### What you need to do
Exactly as they appear, output all of the entries.
>>
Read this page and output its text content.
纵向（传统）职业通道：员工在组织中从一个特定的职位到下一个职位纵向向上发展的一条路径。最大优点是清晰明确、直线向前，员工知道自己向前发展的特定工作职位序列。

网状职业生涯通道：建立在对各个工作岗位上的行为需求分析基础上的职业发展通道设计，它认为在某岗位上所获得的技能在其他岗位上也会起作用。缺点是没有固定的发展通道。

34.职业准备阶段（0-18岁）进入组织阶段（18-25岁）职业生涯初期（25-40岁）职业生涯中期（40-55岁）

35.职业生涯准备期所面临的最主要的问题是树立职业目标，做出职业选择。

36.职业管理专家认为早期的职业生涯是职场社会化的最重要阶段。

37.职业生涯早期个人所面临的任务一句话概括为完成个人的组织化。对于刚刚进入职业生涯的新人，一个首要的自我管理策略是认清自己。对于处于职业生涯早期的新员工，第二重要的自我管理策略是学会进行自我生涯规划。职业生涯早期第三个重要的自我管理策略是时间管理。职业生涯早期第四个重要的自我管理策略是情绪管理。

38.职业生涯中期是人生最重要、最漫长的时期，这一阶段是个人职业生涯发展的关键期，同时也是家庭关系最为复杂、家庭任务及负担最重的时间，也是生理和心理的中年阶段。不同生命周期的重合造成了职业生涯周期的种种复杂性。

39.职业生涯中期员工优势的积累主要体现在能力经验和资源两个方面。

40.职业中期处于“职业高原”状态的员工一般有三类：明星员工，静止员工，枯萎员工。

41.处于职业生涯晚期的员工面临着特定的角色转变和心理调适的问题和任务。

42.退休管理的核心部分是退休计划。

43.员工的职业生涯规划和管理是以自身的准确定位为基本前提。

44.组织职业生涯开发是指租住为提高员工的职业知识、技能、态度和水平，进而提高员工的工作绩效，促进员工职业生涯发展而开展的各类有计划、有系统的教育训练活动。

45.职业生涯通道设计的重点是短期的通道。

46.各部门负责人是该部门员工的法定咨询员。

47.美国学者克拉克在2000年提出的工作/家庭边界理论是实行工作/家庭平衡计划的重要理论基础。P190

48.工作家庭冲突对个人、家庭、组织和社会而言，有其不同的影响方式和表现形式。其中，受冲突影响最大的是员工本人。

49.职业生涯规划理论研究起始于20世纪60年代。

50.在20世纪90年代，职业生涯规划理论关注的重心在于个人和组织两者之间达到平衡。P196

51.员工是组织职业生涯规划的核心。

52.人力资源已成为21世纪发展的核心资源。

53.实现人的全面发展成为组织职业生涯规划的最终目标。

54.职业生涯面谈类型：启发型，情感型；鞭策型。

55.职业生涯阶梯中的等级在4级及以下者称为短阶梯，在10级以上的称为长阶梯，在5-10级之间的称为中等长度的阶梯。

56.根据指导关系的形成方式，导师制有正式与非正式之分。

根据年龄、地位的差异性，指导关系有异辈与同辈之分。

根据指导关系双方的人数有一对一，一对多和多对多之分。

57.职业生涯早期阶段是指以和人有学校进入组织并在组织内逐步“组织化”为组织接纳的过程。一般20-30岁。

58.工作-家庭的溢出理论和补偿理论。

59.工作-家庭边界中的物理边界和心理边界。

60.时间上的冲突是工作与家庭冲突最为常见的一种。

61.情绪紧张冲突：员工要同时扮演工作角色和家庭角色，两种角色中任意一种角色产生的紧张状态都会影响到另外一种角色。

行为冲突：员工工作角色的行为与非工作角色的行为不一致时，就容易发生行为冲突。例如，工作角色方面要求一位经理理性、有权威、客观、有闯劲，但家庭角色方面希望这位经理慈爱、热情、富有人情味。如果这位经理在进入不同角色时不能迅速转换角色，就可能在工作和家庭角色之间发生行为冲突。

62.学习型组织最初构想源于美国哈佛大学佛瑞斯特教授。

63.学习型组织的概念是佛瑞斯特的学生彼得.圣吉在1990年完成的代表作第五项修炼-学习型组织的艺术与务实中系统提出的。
<<
### Exercise response
Read this page and output its text content.
纵向（传统）职业通道：员工在组织中从一个特定的职位到下一个职位纵向向上发展的一条路径。最大优点是清晰明确、直线向前，员工知道自己向前发展的特定工作职位序列。

网状职业生涯通道：建立在对各个工作岗位上的行为需求分析基础上的职业发展通道设计，它认为在某岗位上所获得的技能在其他岗位上也会起作用。缺点是没有固定的发展通道。

34.职业准备阶段（0-18岁）进入组织阶段（18-25岁）职业生涯初期（25-40岁）职业生涯中期（40-55岁）

35.职业生涯准备期所面临的最主要的问题是树立职业目标，做出职业选择。

36.职业管理专家认为早期的职业生涯是职场社会化的最重要阶段。

37.职业生涯早期个人所面临的任务一句话概括为完成个人的组织化。对于刚刚进入职业生涯的新人，一个首要的自我管理策略是认清自己。对于处于职业生涯早期的新员工，第二重要的自我管理策略是学会进行自我生涯规划。职业生涯早期第三个重要的自我管理策略是时间管理。职业生涯早期第四个重要的自我管理策略是情绪管理。

38.职业生涯中期是人生最重要、最漫长的时期，这一阶段是个人职业生涯发展的关键期，同时也是家庭关系最为复杂、家庭任务及负担最重的时间，也是生理和心理的中年阶段。不同生命周期的重合造成了职业生涯周期的种种复杂性。

39.职业生涯中期员工优势的积累主要体现在能力经验和资源两个方面。

40.职业中期处于“职业高原”状态的员工一般有三类：明星员工，静止员工，枯萎员工。

41.处于职业生涯晚期的员工面临着特定的角色转变和心理调适的问题和任务。

42.退休管理的核心部分是退休计划。

43.员工的职业生涯规划和管理是以自身的准确定位为基本前提。

44.组织职业生涯开发是指租住为提高员工的职业知识、技能、态度和水平，进而提高员工的工作绩效，促进员工职业生涯发展而开展的各类有计划、有系统的教育训练活动。

45.职业生涯通道设计的重点是短期的通道。

46.各部门负责人是该部门员工的法定咨询员。

47.美国学者克拉克在2000年提出的工作/家庭边界理论是实行工作/家庭平衡计划的重要理论基础。P190

48.工作家庭冲突对个人、家庭、组织和社会而言，有其不同的影响方式和表现形式。其中，受冲突影响最大的是员工本人。

49.职业生涯规划理论研究起始于20世纪60年代。

50.在20世纪90年代，职业生涯规划理论关注的重心在于个人和组织两者之间达到平衡。P196

51.员工是组织职业生涯规划的核心。

52.人力资源已成为21世纪发展的核心资源。

53.实现人的全面发展成为组织职业生涯规划的最终目标。

54.职业生涯面谈类型：启发型，情感型；鞭策型。

55.职业生涯阶梯中的等级在4级及以下者称为短阶梯，在10级以上的称为长阶梯，在5-10级之间的称为中等长度的阶梯。

56.根据指导关系的形成方式，导师制有正式与非正式之分。

根据年龄、地位的差异性，指导关系有异辈与同辈之分。

根据指导关系双方的人数有一对一，一对多和多对多之分。

57.职业生涯早期阶段是指以和人有学校进入组织并在组织内逐步“组织化”为组织接纳的过程。一般20-30岁。

58.工作-家庭的溢出理论和补偿理论。

59.工作-家庭边界中的物理边界和心理边界。

60.时间上的冲突是工作与家庭冲突最为常见的一种。

61.情绪紧张冲突：员工要同时扮演工作角色和家庭角色，两种角色中任意一种角色产生的紧张状态都会影响到另外一种角色。

行为冲突：员工工作角色的行为与非工作角色的行为不一致时，就容易发生行为冲突。例如，工作角色方面要求一位经理理性、有权威、客观、有闯劲，但家庭角色方面希望这位经理慈爱、热情、富有人情味。如果这位经理在进入不同角色时不能迅速转换角色，就可能在工作和家庭角色之间发生行为冲突。

62.学习型组织最初构想源于美国哈佛大学佛瑞斯特教授。

63.学习型组织的概念是佛瑞斯特的学生彼得.圣吉在1990年完成的代表作第五项修炼-学习型组织的艺术与务实中系统提出的。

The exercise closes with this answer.